* [Work to be completed]: Count the lines below that contain the word "Monro". Give only the number.

***

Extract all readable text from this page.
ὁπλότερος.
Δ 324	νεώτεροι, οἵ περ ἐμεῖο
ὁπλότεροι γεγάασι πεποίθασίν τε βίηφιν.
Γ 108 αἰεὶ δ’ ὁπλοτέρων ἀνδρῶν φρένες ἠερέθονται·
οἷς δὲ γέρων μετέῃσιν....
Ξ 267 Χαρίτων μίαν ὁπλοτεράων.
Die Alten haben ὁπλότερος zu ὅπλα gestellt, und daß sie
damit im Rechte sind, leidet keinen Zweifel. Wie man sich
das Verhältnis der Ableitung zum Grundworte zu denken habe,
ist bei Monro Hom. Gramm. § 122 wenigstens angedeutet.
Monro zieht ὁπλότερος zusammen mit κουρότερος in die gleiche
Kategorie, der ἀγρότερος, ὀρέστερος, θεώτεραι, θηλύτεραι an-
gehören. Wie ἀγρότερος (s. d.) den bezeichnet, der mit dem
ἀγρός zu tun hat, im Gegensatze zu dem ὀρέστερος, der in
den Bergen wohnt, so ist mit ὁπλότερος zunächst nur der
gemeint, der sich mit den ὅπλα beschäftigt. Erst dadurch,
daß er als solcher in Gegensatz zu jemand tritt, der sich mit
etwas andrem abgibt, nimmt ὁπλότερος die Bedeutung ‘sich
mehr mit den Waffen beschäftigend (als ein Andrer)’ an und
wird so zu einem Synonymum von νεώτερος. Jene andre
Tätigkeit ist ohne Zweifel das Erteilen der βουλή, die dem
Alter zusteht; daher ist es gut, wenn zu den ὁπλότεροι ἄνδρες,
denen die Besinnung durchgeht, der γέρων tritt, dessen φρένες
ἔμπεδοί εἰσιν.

***

* [Output of the exercise]: 2